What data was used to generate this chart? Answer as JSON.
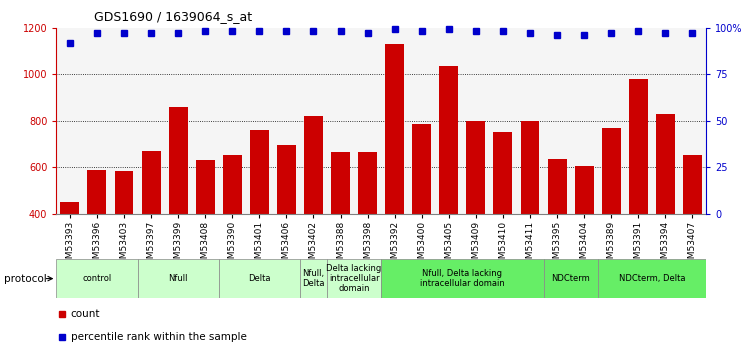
{
  "title": "GDS1690 / 1639064_s_at",
  "samples": [
    "GSM53393",
    "GSM53396",
    "GSM53403",
    "GSM53397",
    "GSM53399",
    "GSM53408",
    "GSM53390",
    "GSM53401",
    "GSM53406",
    "GSM53402",
    "GSM53388",
    "GSM53398",
    "GSM53392",
    "GSM53400",
    "GSM53405",
    "GSM53409",
    "GSM53410",
    "GSM53411",
    "GSM53395",
    "GSM53404",
    "GSM53389",
    "GSM53391",
    "GSM53394",
    "GSM53407"
  ],
  "counts": [
    450,
    590,
    585,
    670,
    860,
    630,
    655,
    760,
    695,
    820,
    665,
    665,
    1130,
    785,
    1035,
    800,
    750,
    800,
    635,
    605,
    770,
    980,
    830,
    655
  ],
  "percentile": [
    92,
    97,
    97,
    97,
    97,
    98,
    98,
    98,
    98,
    98,
    98,
    97,
    99,
    98,
    99,
    98,
    98,
    97,
    96,
    96,
    97,
    98,
    97,
    97
  ],
  "ylim_left": [
    400,
    1200
  ],
  "ylim_right": [
    0,
    100
  ],
  "yticks_left": [
    400,
    600,
    800,
    1000,
    1200
  ],
  "yticks_right": [
    0,
    25,
    50,
    75,
    100
  ],
  "bar_color": "#cc0000",
  "dot_color": "#0000cc",
  "bg_color": "#f5f5f5",
  "protocol_groups": [
    {
      "label": "control",
      "start": 0,
      "end": 3,
      "color": "#ccffcc"
    },
    {
      "label": "Nfull",
      "start": 3,
      "end": 6,
      "color": "#ccffcc"
    },
    {
      "label": "Delta",
      "start": 6,
      "end": 9,
      "color": "#ccffcc"
    },
    {
      "label": "Nfull,\nDelta",
      "start": 9,
      "end": 10,
      "color": "#ccffcc"
    },
    {
      "label": "Delta lacking\nintracellular\ndomain",
      "start": 10,
      "end": 12,
      "color": "#ccffcc"
    },
    {
      "label": "Nfull, Delta lacking\nintracellular domain",
      "start": 12,
      "end": 18,
      "color": "#66ee66"
    },
    {
      "label": "NDCterm",
      "start": 18,
      "end": 20,
      "color": "#66ee66"
    },
    {
      "label": "NDCterm, Delta",
      "start": 20,
      "end": 24,
      "color": "#66ee66"
    }
  ],
  "legend_count_label": "count",
  "legend_pct_label": "percentile rank within the sample",
  "protocol_label": "protocol"
}
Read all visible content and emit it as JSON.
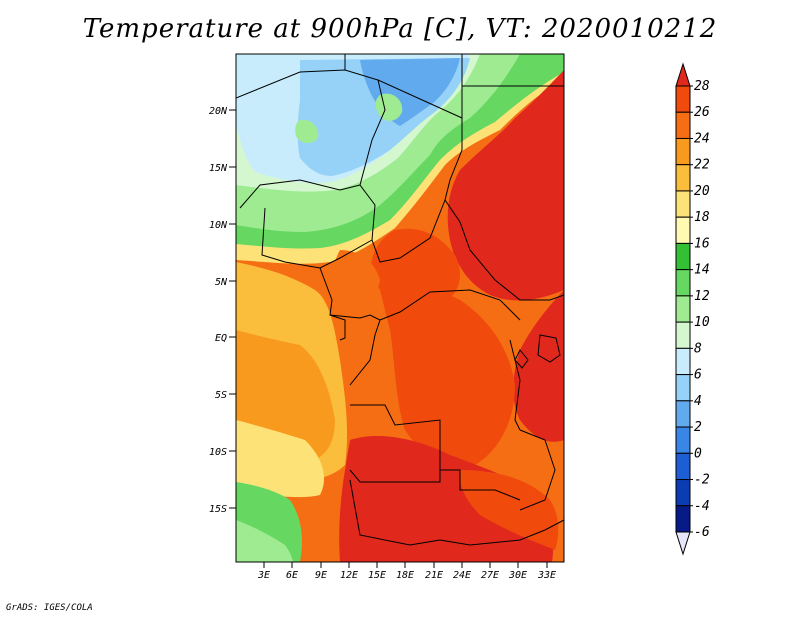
{
  "title": "Temperature at 900hPa [C], VT: 2020010212",
  "credit": "GrADS: IGES/COLA",
  "lat_ticks": [
    "20N",
    "15N",
    "10N",
    "5N",
    "EQ",
    "5S",
    "10S",
    "15S"
  ],
  "lon_ticks": [
    "3E",
    "6E",
    "9E",
    "12E",
    "15E",
    "18E",
    "21E",
    "24E",
    "27E",
    "30E",
    "33E"
  ],
  "colorbar": {
    "labels": [
      "28",
      "26",
      "24",
      "22",
      "20",
      "18",
      "16",
      "14",
      "12",
      "10",
      "8",
      "6",
      "4",
      "2",
      "0",
      "-2",
      "-4",
      "-6"
    ],
    "colors": [
      "#e0281c",
      "#f04a0c",
      "#f66e14",
      "#f89a1e",
      "#fbbe3c",
      "#fde278",
      "#fff9b2",
      "#34c034",
      "#66d862",
      "#9eeb92",
      "#d4f7d0",
      "#c8ecfc",
      "#96d2f8",
      "#62aaee",
      "#3a86e6",
      "#1e5ed4",
      "#0c3cb4",
      "#061a88",
      "#081060"
    ]
  }
}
+++
Exercise instructions => Take the records above and transcribe them exactly, dropping every picture.

Solution to this exercise =>
What data was used to generate this chart? Answer as JSON.
{
  "title": "GDS1690 / 1639064_s_at",
  "samples": [
    "GSM53393",
    "GSM53396",
    "GSM53403",
    "GSM53397",
    "GSM53399",
    "GSM53408",
    "GSM53390",
    "GSM53401",
    "GSM53406",
    "GSM53402",
    "GSM53388",
    "GSM53398",
    "GSM53392",
    "GSM53400",
    "GSM53405",
    "GSM53409",
    "GSM53410",
    "GSM53411",
    "GSM53395",
    "GSM53404",
    "GSM53389",
    "GSM53391",
    "GSM53394",
    "GSM53407"
  ],
  "counts": [
    450,
    590,
    585,
    670,
    860,
    630,
    655,
    760,
    695,
    820,
    665,
    665,
    1130,
    785,
    1035,
    800,
    750,
    800,
    635,
    605,
    770,
    980,
    830,
    655
  ],
  "percentile": [
    92,
    97,
    97,
    97,
    97,
    98,
    98,
    98,
    98,
    98,
    98,
    97,
    99,
    98,
    99,
    98,
    98,
    97,
    96,
    96,
    97,
    98,
    97,
    97
  ],
  "ylim_left": [
    400,
    1200
  ],
  "ylim_right": [
    0,
    100
  ],
  "yticks_left": [
    400,
    600,
    800,
    1000,
    1200
  ],
  "yticks_right": [
    0,
    25,
    50,
    75,
    100
  ],
  "bar_color": "#cc0000",
  "dot_color": "#0000cc",
  "bg_color": "#f5f5f5",
  "protocol_groups": [
    {
      "label": "control",
      "start": 0,
      "end": 3,
      "color": "#ccffcc"
    },
    {
      "label": "Nfull",
      "start": 3,
      "end": 6,
      "color": "#ccffcc"
    },
    {
      "label": "Delta",
      "start": 6,
      "end": 9,
      "color": "#ccffcc"
    },
    {
      "label": "Nfull,\nDelta",
      "start": 9,
      "end": 10,
      "color": "#ccffcc"
    },
    {
      "label": "Delta lacking\nintracellular\ndomain",
      "start": 10,
      "end": 12,
      "color": "#ccffcc"
    },
    {
      "label": "Nfull, Delta lacking\nintracellular domain",
      "start": 12,
      "end": 18,
      "color": "#66ee66"
    },
    {
      "label": "NDCterm",
      "start": 18,
      "end": 20,
      "color": "#66ee66"
    },
    {
      "label": "NDCterm, Delta",
      "start": 20,
      "end": 24,
      "color": "#66ee66"
    }
  ],
  "legend_count_label": "count",
  "legend_pct_label": "percentile rank within the sample",
  "protocol_label": "protocol"
}
Read all visible content and emit it as JSON.
{
  "title": "Temperature at 900hPa [C], VT: 2020010212",
  "credit": "GrADS: IGES/COLA",
  "lat_ticks": [
    "20N",
    "15N",
    "10N",
    "5N",
    "EQ",
    "5S",
    "10S",
    "15S"
  ],
  "lon_ticks": [
    "3E",
    "6E",
    "9E",
    "12E",
    "15E",
    "18E",
    "21E",
    "24E",
    "27E",
    "30E",
    "33E"
  ],
  "colorbar": {
    "labels": [
      "28",
      "26",
      "24",
      "22",
      "20",
      "18",
      "16",
      "14",
      "12",
      "10",
      "8",
      "6",
      "4",
      "2",
      "0",
      "-2",
      "-4",
      "-6"
    ],
    "colors": [
      "#e0281c",
      "#f04a0c",
      "#f66e14",
      "#f89a1e",
      "#fbbe3c",
      "#fde278",
      "#fff9b2",
      "#34c034",
      "#66d862",
      "#9eeb92",
      "#d4f7d0",
      "#c8ecfc",
      "#96d2f8",
      "#62aaee",
      "#3a86e6",
      "#1e5ed4",
      "#0c3cb4",
      "#061a88",
      "#081060"
    ]
  }
}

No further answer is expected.